Direction: Show each line that has the string "below" in it.

— start of Records —

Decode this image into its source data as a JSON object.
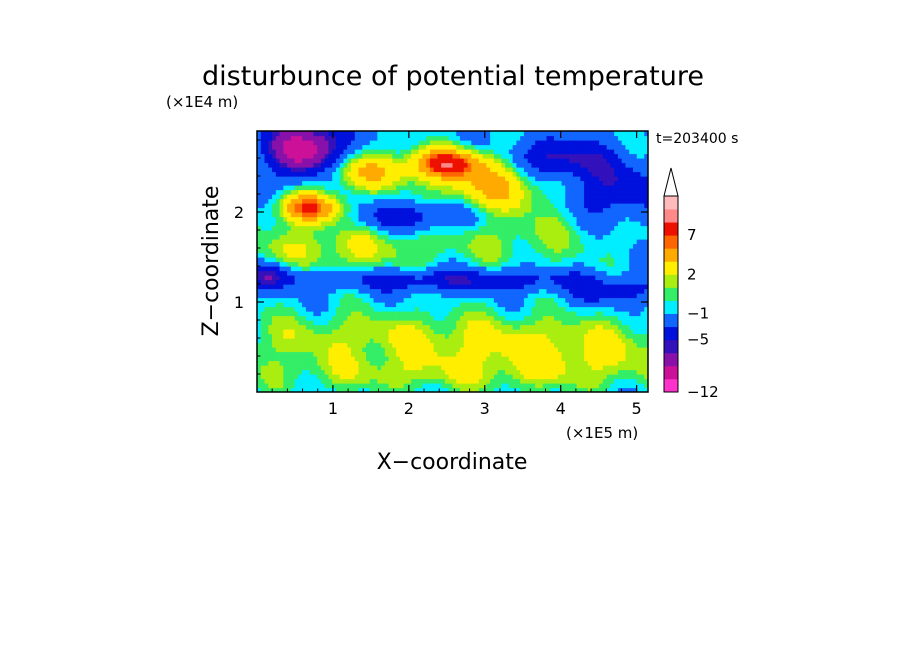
{
  "chart_data": {
    "type": "heatmap",
    "title": "disturbunce of potential temperature",
    "xlabel": "X−coordinate",
    "ylabel": "Z−coordinate",
    "x_unit": "(×1E5 m)",
    "y_unit": "(×1E4 m)",
    "time_label": "t=203400 s",
    "xlim": [
      0,
      5.15
    ],
    "ylim": [
      0,
      2.9
    ],
    "x_ticks": [
      1,
      2,
      3,
      4,
      5
    ],
    "x_tick_labels": [
      "1",
      "2",
      "3",
      "4",
      "5"
    ],
    "y_ticks": [
      1,
      2
    ],
    "y_tick_labels": [
      "1",
      "2"
    ],
    "colorbar": {
      "levels": [
        -12,
        -10,
        -8,
        -6,
        -5,
        -3,
        -1,
        0,
        1,
        2,
        4,
        6,
        7,
        9,
        11
      ],
      "tick_labels": [
        "−12",
        "−5",
        "−1",
        "2",
        "7"
      ],
      "colors": [
        "#ff33cc",
        "#cc1199",
        "#8811aa",
        "#3311bb",
        "#0011dd",
        "#1166ff",
        "#00eeff",
        "#33ee66",
        "#aaee11",
        "#ffee00",
        "#ffaa00",
        "#ff6600",
        "#ee1100",
        "#ff8888",
        "#ffbbbb"
      ],
      "extend_top_color": "#ffffff"
    },
    "background_level": -1,
    "features": [
      {
        "x": 0.65,
        "z": 2.7,
        "sx": 0.35,
        "sz": 0.22,
        "value": -10
      },
      {
        "x": 0.7,
        "z": 2.05,
        "sx": 0.3,
        "sz": 0.12,
        "value": 7
      },
      {
        "x": 1.4,
        "z": 2.45,
        "sx": 0.45,
        "sz": 0.15,
        "value": 4
      },
      {
        "x": 2.5,
        "z": 2.55,
        "sx": 0.35,
        "sz": 0.12,
        "value": 7
      },
      {
        "x": 2.1,
        "z": 1.95,
        "sx": 0.6,
        "sz": 0.12,
        "value": -5
      },
      {
        "x": 3.1,
        "z": 2.3,
        "sx": 0.5,
        "sz": 0.2,
        "value": 4
      },
      {
        "x": 3.95,
        "z": 2.6,
        "sx": 0.4,
        "sz": 0.15,
        "value": -6
      },
      {
        "x": 4.7,
        "z": 2.25,
        "sx": 0.4,
        "sz": 0.25,
        "value": -5
      },
      {
        "x": 1.0,
        "z": 1.6,
        "sx": 0.9,
        "sz": 0.2,
        "value": 2
      },
      {
        "x": 3.5,
        "z": 1.75,
        "sx": 0.9,
        "sz": 0.25,
        "value": 1
      },
      {
        "x": 2.6,
        "z": 1.25,
        "sx": 1.4,
        "sz": 0.09,
        "value": -5
      },
      {
        "x": 0.2,
        "z": 1.3,
        "sx": 0.25,
        "sz": 0.1,
        "value": -5
      },
      {
        "x": 4.7,
        "z": 1.1,
        "sx": 0.4,
        "sz": 0.1,
        "value": -4
      },
      {
        "x": 2.5,
        "z": 0.6,
        "sx": 2.6,
        "sz": 0.22,
        "value": 2
      },
      {
        "x": 1.8,
        "z": 0.2,
        "sx": 1.6,
        "sz": 0.15,
        "value": 1
      },
      {
        "x": 4.2,
        "z": 0.3,
        "sx": 1.0,
        "sz": 0.2,
        "value": 1
      }
    ]
  }
}
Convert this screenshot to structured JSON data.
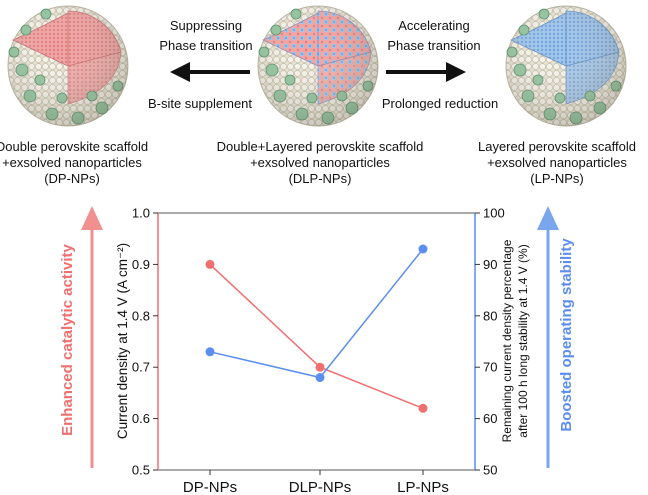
{
  "schematic": {
    "sphere_left": {
      "core": "double",
      "caption": [
        "Double perovskite scaffold",
        "+exsolved nanoparticles",
        "(DP-NPs)"
      ]
    },
    "sphere_mid": {
      "core": "mixed",
      "caption": [
        "Double+Layered perovskite scaffold",
        "+exsolved nanoparticles",
        "(DLP-NPs)"
      ]
    },
    "sphere_right": {
      "core": "layered",
      "caption": [
        "Layered perovskite scaffold",
        "+exsolved nanoparticles",
        "(LP-NPs)"
      ]
    },
    "arrow_left": {
      "above": [
        "Suppressing",
        "Phase transition"
      ],
      "below": "B-site supplement"
    },
    "arrow_right": {
      "above": [
        "Accelerating",
        "Phase transition"
      ],
      "below": "Prolonged reduction"
    }
  },
  "side_labels": {
    "left": "Enhanced catalytic activity",
    "right": "Boosted operating stability"
  },
  "colors": {
    "red": "#f07070",
    "blue": "#5b8ef0",
    "red_arrow": "#f29090",
    "blue_arrow": "#7aa6ee",
    "shell": "#e9e4d3",
    "shell_stroke": "#b9b3a0",
    "np": "#8fc49d",
    "np_stroke": "#4f8a62",
    "core_red": "#f1a2a2",
    "core_blue": "#9ec4ec"
  },
  "chart_data": {
    "type": "line",
    "categories": [
      "DP-NPs",
      "DLP-NPs",
      "LP-NPs"
    ],
    "series": [
      {
        "axis": "left",
        "color": "red",
        "values": [
          0.9,
          0.7,
          0.62
        ]
      },
      {
        "axis": "right",
        "color": "blue",
        "values": [
          73,
          68,
          93
        ]
      }
    ],
    "ylabel": "Current density at 1.4 V (A cm⁻²)",
    "ylim": [
      0.5,
      1.0
    ],
    "yticks": [
      "0.5",
      "0.6",
      "0.7",
      "0.8",
      "0.9",
      "1.0"
    ],
    "y2label": [
      "Remaining current density percentage",
      "after 100 h  long stability at 1.4 V (%)"
    ],
    "y2lim": [
      50,
      100
    ],
    "y2ticks": [
      "50",
      "60",
      "70",
      "80",
      "90",
      "100"
    ],
    "grid": false
  }
}
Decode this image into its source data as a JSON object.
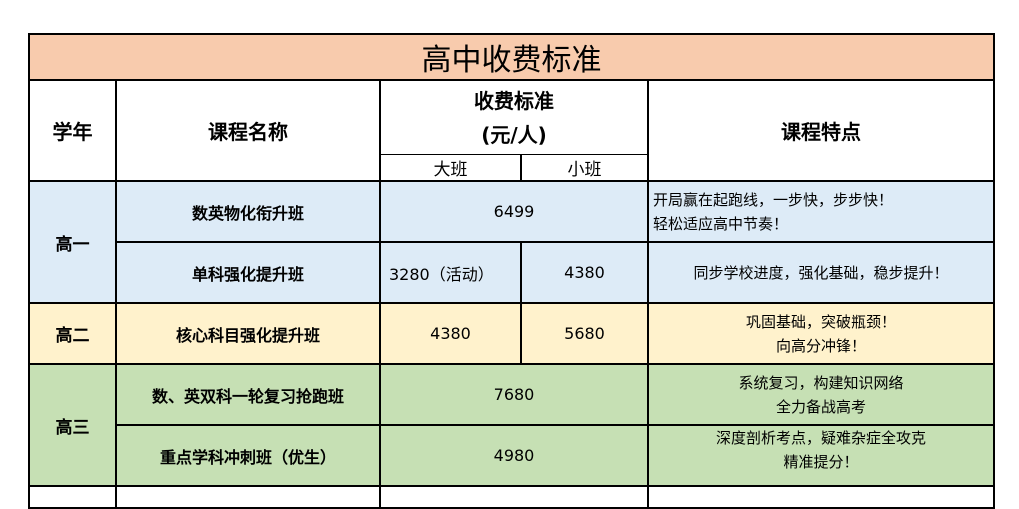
{
  "title": "高中收费标准",
  "headers": {
    "year": "学年",
    "course": "课程名称",
    "fee_line1": "收费标准",
    "fee_line2": "(元/人)",
    "big_class": "大班",
    "small_class": "小班",
    "features": "课程特点"
  },
  "colors": {
    "title_bg": "#f8cbad",
    "grade1": "#ddebf7",
    "grade2": "#fff2cc",
    "grade3": "#c6e0b4"
  },
  "rows": [
    {
      "grade": "高一",
      "course": "数英物化衔升班",
      "price": "6499",
      "features": [
        "开局赢在起跑线，一步快，步步快！",
        "轻松适应高中节奏！"
      ]
    },
    {
      "course": "单科强化提升班",
      "big": "3280（活动）",
      "small": "4380",
      "features": [
        "同步学校进度，强化基础，稳步提升！"
      ]
    },
    {
      "grade": "高二",
      "course": "核心科目强化提升班",
      "big": "4380",
      "small": "5680",
      "features": [
        "巩固基础，突破瓶颈！",
        "向高分冲锋！"
      ]
    },
    {
      "grade": "高三",
      "course": "数、英双科一轮复习抢跑班",
      "price": "7680",
      "features": [
        "系统复习，构建知识网络",
        "全力备战高考"
      ]
    },
    {
      "course": "重点学科冲刺班（优生）",
      "price": "4980",
      "features": [
        "深度剖析考点，疑难杂症全攻克",
        "精准提分！"
      ]
    }
  ]
}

— end of Records —

Answer in full:
      "below": "B-site supplement"
      "below": "Prolonged reduction"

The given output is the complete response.